►
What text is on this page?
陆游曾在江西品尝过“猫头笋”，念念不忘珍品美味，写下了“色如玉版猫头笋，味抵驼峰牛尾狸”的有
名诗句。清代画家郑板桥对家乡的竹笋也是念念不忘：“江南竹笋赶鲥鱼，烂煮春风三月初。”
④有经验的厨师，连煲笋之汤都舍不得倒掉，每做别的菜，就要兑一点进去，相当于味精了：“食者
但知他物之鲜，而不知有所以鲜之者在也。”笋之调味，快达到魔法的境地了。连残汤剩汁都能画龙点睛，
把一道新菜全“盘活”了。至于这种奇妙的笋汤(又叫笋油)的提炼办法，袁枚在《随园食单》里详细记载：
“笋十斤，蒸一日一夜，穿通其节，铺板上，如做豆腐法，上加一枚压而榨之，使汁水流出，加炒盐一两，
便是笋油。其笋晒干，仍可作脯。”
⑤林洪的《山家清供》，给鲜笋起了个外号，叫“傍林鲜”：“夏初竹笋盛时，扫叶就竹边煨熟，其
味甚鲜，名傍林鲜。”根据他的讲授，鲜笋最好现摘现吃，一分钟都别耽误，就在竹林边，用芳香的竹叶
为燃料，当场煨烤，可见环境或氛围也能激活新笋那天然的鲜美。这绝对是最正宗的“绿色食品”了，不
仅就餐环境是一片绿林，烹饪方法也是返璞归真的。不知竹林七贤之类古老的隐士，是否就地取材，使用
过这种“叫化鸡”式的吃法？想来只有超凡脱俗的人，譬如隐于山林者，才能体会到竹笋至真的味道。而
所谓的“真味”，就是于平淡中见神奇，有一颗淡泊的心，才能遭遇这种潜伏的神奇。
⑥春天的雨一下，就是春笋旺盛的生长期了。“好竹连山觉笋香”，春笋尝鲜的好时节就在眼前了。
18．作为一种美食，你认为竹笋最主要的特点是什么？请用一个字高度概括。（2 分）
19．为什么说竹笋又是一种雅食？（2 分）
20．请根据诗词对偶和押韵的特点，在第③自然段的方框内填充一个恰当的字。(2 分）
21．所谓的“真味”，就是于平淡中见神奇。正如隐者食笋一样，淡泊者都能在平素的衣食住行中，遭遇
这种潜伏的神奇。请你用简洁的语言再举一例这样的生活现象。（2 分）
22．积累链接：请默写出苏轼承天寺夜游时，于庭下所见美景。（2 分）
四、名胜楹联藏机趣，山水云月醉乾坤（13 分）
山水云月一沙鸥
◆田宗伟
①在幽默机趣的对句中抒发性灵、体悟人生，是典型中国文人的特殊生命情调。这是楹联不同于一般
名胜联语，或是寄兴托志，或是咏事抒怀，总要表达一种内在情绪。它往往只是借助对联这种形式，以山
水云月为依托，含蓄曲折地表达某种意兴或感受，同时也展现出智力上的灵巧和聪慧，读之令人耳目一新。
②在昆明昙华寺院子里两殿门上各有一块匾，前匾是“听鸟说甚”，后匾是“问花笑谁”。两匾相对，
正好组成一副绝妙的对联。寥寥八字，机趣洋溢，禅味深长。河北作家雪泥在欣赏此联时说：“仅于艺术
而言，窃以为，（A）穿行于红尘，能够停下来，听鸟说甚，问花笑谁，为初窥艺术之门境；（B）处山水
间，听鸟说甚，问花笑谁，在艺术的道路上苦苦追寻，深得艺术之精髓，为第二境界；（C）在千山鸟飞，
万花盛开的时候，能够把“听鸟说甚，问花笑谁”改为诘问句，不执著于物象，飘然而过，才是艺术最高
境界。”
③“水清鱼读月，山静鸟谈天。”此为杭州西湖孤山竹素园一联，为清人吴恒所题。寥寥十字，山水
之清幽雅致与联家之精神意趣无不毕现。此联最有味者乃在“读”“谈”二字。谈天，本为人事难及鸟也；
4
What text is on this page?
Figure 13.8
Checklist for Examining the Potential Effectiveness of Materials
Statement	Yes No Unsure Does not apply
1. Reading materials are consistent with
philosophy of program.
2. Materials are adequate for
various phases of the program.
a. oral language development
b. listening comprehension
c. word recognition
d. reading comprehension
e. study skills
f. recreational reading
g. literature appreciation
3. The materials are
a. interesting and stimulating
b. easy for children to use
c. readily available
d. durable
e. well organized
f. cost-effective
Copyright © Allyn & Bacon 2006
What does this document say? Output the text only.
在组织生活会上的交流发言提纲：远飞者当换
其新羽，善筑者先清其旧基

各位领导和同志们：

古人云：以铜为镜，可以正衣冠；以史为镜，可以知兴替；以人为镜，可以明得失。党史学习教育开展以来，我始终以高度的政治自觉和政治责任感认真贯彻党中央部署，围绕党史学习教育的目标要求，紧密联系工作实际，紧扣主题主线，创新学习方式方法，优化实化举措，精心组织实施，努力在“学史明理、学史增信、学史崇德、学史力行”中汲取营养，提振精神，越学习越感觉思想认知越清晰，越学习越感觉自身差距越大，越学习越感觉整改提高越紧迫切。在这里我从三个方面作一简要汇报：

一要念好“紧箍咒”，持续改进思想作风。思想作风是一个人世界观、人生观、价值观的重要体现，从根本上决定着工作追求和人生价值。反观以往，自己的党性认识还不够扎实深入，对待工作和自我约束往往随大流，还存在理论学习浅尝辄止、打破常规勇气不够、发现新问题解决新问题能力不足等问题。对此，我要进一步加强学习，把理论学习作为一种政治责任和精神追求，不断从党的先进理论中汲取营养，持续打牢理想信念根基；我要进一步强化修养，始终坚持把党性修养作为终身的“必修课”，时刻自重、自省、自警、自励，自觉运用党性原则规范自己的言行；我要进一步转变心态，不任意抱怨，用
◄
Exercise => Extract the data exactly as given.

Result of this task =>
What text is on this page?
陆游曾在江西品尝过“猫头笋”，念念不忘珍品美味，写下了“色如玉版猫头笋，味抵驼峰牛尾狸”的有
名诗句。清代画家郑板桥对家乡的竹笋也是念念不忘：“江南竹笋赶鲥鱼，烂煮春风三月初。”
④有经验的厨师，连煲笋之汤都舍不得倒掉，每做别的菜，就要兑一点进去，相当于味精了：“食者
但知他物之鲜，而不知有所以鲜之者在也。”笋之调味，快达到魔法的境地了。连残汤剩汁都能画龙点睛，
把一道新菜全“盘活”了。至于这种奇妙的笋汤(又叫笋油)的提炼办法，袁枚在《随园食单》里详细记载：
“笋十斤，蒸一日一夜，穿通其节，铺板上，如做豆腐法，上加一枚压而榨之，使汁水流出，加炒盐一两，
便是笋油。其笋晒干，仍可作脯。”
⑤林洪的《山家清供》，给鲜笋起了个外号，叫“傍林鲜”：“夏初竹笋盛时，扫叶就竹边煨熟，其
味甚鲜，名傍林鲜。”根据他的讲授，鲜笋最好现摘现吃，一分钟都别耽误，就在竹林边，用芳香的竹叶
为燃料，当场煨烤，可见环境或氛围也能激活新笋那天然的鲜美。这绝对是最正宗的“绿色食品”了，不
仅就餐环境是一片绿林，烹饪方法也是返璞归真的。不知竹林七贤之类古老的隐士，是否就地取材，使用
过这种“叫化鸡”式的吃法？想来只有超凡脱俗的人，譬如隐于山林者，才能体会到竹笋至真的味道。而
所谓的“真味”，就是于平淡中见神奇，有一颗淡泊的心，才能遭遇这种潜伏的神奇。
⑥春天的雨一下，就是春笋旺盛的生长期了。“好竹连山觉笋香”，春笋尝鲜的好时节就在眼前了。
18．作为一种美食，你认为竹笋最主要的特点是什么？请用一个字高度概括。（2 分）
19．为什么说竹笋又是一种雅食？（2 分）
20．请根据诗词对偶和押韵的特点，在第③自然段的方框内填充一个恰当的字。(2 分）
21．所谓的“真味”，就是于平淡中见神奇。正如隐者食笋一样，淡泊者都能在平素的衣食住行中，遭遇
这种潜伏的神奇。请你用简洁的语言再举一例这样的生活现象。（2 分）
22．积累链接：请默写出苏轼承天寺夜游时，于庭下所见美景。（2 分）
四、名胜楹联藏机趣，山水云月醉乾坤（13 分）
山水云月一沙鸥
◆田宗伟
①在幽默机趣的对句中抒发性灵、体悟人生，是典型中国文人的特殊生命情调。这是楹联不同于一般
名胜联语，或是寄兴托志，或是咏事抒怀，总要表达一种内在情绪。它往往只是借助对联这种形式，以山
水云月为依托，含蓄曲折地表达某种意兴或感受，同时也展现出智力上的灵巧和聪慧，读之令人耳目一新。
②在昆明昙华寺院子里两殿门上各有一块匾，前匾是“听鸟说甚”，后匾是“问花笑谁”。两匾相对，
正好组成一副绝妙的对联。寥寥八字，机趣洋溢，禅味深长。河北作家雪泥在欣赏此联时说：“仅于艺术
而言，窃以为，（A）穿行于红尘，能够停下来，听鸟说甚，问花笑谁，为初窥艺术之门境；（B）处山水
间，听鸟说甚，问花笑谁，在艺术的道路上苦苦追寻，深得艺术之精髓，为第二境界；（C）在千山鸟飞，
万花盛开的时候，能够把“听鸟说甚，问花笑谁”改为诘问句，不执著于物象，飘然而过，才是艺术最高
境界。”
③“水清鱼读月，山静鸟谈天。”此为杭州西湖孤山竹素园一联，为清人吴恒所题。寥寥十字，山水
之清幽雅致与联家之精神意趣无不毕现。此联最有味者乃在“读”“谈”二字。谈天，本为人事难及鸟也；
4
What text is on this page?
Figure 13.8
Checklist for Examining the Potential Effectiveness of Materials
Statement	Yes No Unsure Does not apply
1. Reading materials are consistent with
philosophy of program.
2. Materials are adequate for
various phases of the program.
a. oral language development
b. listening comprehension
c. word recognition
d. reading comprehension
e. study skills
f. recreational reading
g. literature appreciation
3. The materials are
a. interesting and stimulating
b. easy for children to use
c. readily available
d. durable
e. well organized
f. cost-effective
Copyright © Allyn & Bacon 2006
What does this document say? Output the text only.
在组织生活会上的交流发言提纲：远飞者当换
其新羽，善筑者先清其旧基

各位领导和同志们：

古人云：以铜为镜，可以正衣冠；以史为镜，可以知兴替；以人为镜，可以明得失。党史学习教育开展以来，我始终以高度的政治自觉和政治责任感认真贯彻党中央部署，围绕党史学习教育的目标要求，紧密联系工作实际，紧扣主题主线，创新学习方式方法，优化实化举措，精心组织实施，努力在“学史明理、学史增信、学史崇德、学史力行”中汲取营养，提振精神，越学习越感觉思想认知越清晰，越学习越感觉自身差距越大，越学习越感觉整改提高越紧迫切。在这里我从三个方面作一简要汇报：

一要念好“紧箍咒”，持续改进思想作风。思想作风是一个人世界观、人生观、价值观的重要体现，从根本上决定着工作追求和人生价值。反观以往，自己的党性认识还不够扎实深入，对待工作和自我约束往往随大流，还存在理论学习浅尝辄止、打破常规勇气不够、发现新问题解决新问题能力不足等问题。对此，我要进一步加强学习，把理论学习作为一种政治责任和精神追求，不断从党的先进理论中汲取营养，持续打牢理想信念根基；我要进一步强化修养，始终坚持把党性修养作为终身的“必修课”，时刻自重、自省、自警、自励，自觉运用党性原则规范自己的言行；我要进一步转变心态，不任意抱怨，用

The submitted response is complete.